TASK INSTRUCTIONS: Your task is to restate the data word for word.

SUPPLIED RECORDS:

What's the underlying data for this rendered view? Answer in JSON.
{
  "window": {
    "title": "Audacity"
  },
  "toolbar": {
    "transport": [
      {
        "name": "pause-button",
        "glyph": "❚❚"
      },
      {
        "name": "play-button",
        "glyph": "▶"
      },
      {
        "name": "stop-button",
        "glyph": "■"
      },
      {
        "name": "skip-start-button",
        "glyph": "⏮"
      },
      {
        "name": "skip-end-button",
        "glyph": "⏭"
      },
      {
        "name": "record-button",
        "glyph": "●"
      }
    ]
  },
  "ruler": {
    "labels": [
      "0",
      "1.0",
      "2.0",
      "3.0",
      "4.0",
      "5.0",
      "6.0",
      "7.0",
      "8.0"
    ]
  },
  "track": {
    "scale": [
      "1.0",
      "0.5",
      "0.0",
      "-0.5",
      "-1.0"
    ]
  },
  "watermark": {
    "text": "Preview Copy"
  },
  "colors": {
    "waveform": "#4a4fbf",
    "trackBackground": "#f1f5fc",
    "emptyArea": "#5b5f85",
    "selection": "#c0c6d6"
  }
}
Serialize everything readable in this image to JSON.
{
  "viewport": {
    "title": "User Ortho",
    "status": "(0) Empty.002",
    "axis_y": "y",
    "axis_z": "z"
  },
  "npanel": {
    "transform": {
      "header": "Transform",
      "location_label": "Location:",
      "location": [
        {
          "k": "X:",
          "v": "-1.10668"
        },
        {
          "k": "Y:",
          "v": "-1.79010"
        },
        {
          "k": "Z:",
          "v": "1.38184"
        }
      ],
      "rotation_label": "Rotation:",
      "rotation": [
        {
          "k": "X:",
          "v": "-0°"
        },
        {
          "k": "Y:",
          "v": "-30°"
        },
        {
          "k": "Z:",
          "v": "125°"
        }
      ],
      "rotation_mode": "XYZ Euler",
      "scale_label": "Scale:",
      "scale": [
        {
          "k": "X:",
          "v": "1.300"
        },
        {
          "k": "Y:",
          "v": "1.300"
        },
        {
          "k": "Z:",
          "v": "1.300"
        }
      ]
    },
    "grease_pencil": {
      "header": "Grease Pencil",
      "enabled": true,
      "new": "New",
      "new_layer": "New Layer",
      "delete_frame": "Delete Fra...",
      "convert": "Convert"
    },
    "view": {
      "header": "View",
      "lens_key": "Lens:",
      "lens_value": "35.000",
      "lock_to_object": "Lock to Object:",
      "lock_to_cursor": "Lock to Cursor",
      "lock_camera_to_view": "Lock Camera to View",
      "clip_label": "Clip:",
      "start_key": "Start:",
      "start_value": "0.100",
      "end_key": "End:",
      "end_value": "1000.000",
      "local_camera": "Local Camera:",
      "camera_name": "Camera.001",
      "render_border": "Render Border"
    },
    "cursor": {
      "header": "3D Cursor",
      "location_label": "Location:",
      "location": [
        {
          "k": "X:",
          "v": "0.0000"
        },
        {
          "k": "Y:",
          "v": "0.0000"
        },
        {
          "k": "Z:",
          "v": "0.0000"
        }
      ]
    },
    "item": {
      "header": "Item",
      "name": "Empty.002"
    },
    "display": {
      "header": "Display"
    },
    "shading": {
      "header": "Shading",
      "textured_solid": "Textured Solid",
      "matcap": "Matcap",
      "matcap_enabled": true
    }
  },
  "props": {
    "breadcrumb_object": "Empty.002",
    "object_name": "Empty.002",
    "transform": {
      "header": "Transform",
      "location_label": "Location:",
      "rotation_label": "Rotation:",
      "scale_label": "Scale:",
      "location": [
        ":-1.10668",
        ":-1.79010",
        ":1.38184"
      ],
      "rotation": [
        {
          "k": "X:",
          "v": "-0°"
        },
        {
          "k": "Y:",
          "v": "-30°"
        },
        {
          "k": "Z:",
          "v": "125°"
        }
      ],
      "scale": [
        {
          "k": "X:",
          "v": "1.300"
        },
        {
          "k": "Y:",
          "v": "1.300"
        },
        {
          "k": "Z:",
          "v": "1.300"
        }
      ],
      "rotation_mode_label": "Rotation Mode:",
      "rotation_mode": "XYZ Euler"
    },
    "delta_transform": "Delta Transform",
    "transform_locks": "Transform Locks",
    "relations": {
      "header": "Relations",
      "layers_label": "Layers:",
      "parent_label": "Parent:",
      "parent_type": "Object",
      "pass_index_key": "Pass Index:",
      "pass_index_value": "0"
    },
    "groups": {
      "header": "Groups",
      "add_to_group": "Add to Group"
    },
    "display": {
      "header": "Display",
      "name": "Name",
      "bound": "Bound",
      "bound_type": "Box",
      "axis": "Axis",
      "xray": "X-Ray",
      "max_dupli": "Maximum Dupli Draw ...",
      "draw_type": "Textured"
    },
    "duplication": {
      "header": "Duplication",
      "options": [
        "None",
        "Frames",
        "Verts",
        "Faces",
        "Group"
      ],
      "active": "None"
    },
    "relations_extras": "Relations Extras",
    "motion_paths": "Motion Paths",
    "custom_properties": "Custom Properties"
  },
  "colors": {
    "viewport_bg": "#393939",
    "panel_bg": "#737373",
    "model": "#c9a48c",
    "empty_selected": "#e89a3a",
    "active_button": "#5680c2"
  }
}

ANSWER BELOW:
What's the underlying data for this rendered view? Answer in JSON.
{
  "window": {
    "title": "Audacity"
  },
  "toolbar": {
    "transport": [
      {
        "name": "pause-button",
        "glyph": "❚❚"
      },
      {
        "name": "play-button",
        "glyph": "▶"
      },
      {
        "name": "stop-button",
        "glyph": "■"
      },
      {
        "name": "skip-start-button",
        "glyph": "⏮"
      },
      {
        "name": "skip-end-button",
        "glyph": "⏭"
      },
      {
        "name": "record-button",
        "glyph": "●"
      }
    ]
  },
  "ruler": {
    "labels": [
      "0",
      "1.0",
      "2.0",
      "3.0",
      "4.0",
      "5.0",
      "6.0",
      "7.0",
      "8.0"
    ]
  },
  "track": {
    "scale": [
      "1.0",
      "0.5",
      "0.0",
      "-0.5",
      "-1.0"
    ]
  },
  "watermark": {
    "text": "Preview Copy"
  },
  "colors": {
    "waveform": "#4a4fbf",
    "trackBackground": "#f1f5fc",
    "emptyArea": "#5b5f85",
    "selection": "#c0c6d6"
  }
}
Serialize everything readable in this image to JSON.
{
  "viewport": {
    "title": "User Ortho",
    "status": "(0) Empty.002",
    "axis_y": "y",
    "axis_z": "z"
  },
  "npanel": {
    "transform": {
      "header": "Transform",
      "location_label": "Location:",
      "location": [
        {
          "k": "X:",
          "v": "-1.10668"
        },
        {
          "k": "Y:",
          "v": "-1.79010"
        },
        {
          "k": "Z:",
          "v": "1.38184"
        }
      ],
      "rotation_label": "Rotation:",
      "rotation": [
        {
          "k": "X:",
          "v": "-0°"
        },
        {
          "k": "Y:",
          "v": "-30°"
        },
        {
          "k": "Z:",
          "v": "125°"
        }
      ],
      "rotation_mode": "XYZ Euler",
      "scale_label": "Scale:",
      "scale": [
        {
          "k": "X:",
          "v": "1.300"
        },
        {
          "k": "Y:",
          "v": "1.300"
        },
        {
          "k": "Z:",
          "v": "1.300"
        }
      ]
    },
    "grease_pencil": {
      "header": "Grease Pencil",
      "enabled": true,
      "new": "New",
      "new_layer": "New Layer",
      "delete_frame": "Delete Fra...",
      "convert": "Convert"
    },
    "view": {
      "header": "View",
      "lens_key": "Lens:",
      "lens_value": "35.000",
      "lock_to_object": "Lock to Object:",
      "lock_to_cursor": "Lock to Cursor",
      "lock_camera_to_view": "Lock Camera to View",
      "clip_label": "Clip:",
      "start_key": "Start:",
      "start_value": "0.100",
      "end_key": "End:",
      "end_value": "1000.000",
      "local_camera": "Local Camera:",
      "camera_name": "Camera.001",
      "render_border": "Render Border"
    },
    "cursor": {
      "header": "3D Cursor",
      "location_label": "Location:",
      "location": [
        {
          "k": "X:",
          "v": "0.0000"
        },
        {
          "k": "Y:",
          "v": "0.0000"
        },
        {
          "k": "Z:",
          "v": "0.0000"
        }
      ]
    },
    "item": {
      "header": "Item",
      "name": "Empty.002"
    },
    "display": {
      "header": "Display"
    },
    "shading": {
      "header": "Shading",
      "textured_solid": "Textured Solid",
      "matcap": "Matcap",
      "matcap_enabled": true
    }
  },
  "props": {
    "breadcrumb_object": "Empty.002",
    "object_name": "Empty.002",
    "transform": {
      "header": "Transform",
      "location_label": "Location:",
      "rotation_label": "Rotation:",
      "scale_label": "Scale:",
      "location": [
        ":-1.10668",
        ":-1.79010",
        ":1.38184"
      ],
      "rotation": [
        {
          "k": "X:",
          "v": "-0°"
        },
        {
          "k": "Y:",
          "v": "-30°"
        },
        {
          "k": "Z:",
          "v": "125°"
        }
      ],
      "scale": [
        {
          "k": "X:",
          "v": "1.300"
        },
        {
          "k": "Y:",
          "v": "1.300"
        },
        {
          "k": "Z:",
          "v": "1.300"
        }
      ],
      "rotation_mode_label": "Rotation Mode:",
      "rotation_mode": "XYZ Euler"
    },
    "delta_transform": "Delta Transform",
    "transform_locks": "Transform Locks",
    "relations": {
      "header": "Relations",
      "layers_label": "Layers:",
      "parent_label": "Parent:",
      "parent_type": "Object",
      "pass_index_key": "Pass Index:",
      "pass_index_value": "0"
    },
    "groups": {
      "header": "Groups",
      "add_to_group": "Add to Group"
    },
    "display": {
      "header": "Display",
      "name": "Name",
      "bound": "Bound",
      "bound_type": "Box",
      "axis": "Axis",
      "xray": "X-Ray",
      "max_dupli": "Maximum Dupli Draw ...",
      "draw_type": "Textured"
    },
    "duplication": {
      "header": "Duplication",
      "options": [
        "None",
        "Frames",
        "Verts",
        "Faces",
        "Group"
      ],
      "active": "None"
    },
    "relations_extras": "Relations Extras",
    "motion_paths": "Motion Paths",
    "custom_properties": "Custom Properties"
  },
  "colors": {
    "viewport_bg": "#393939",
    "panel_bg": "#737373",
    "model": "#c9a48c",
    "empty_selected": "#e89a3a",
    "active_button": "#5680c2"
  }
}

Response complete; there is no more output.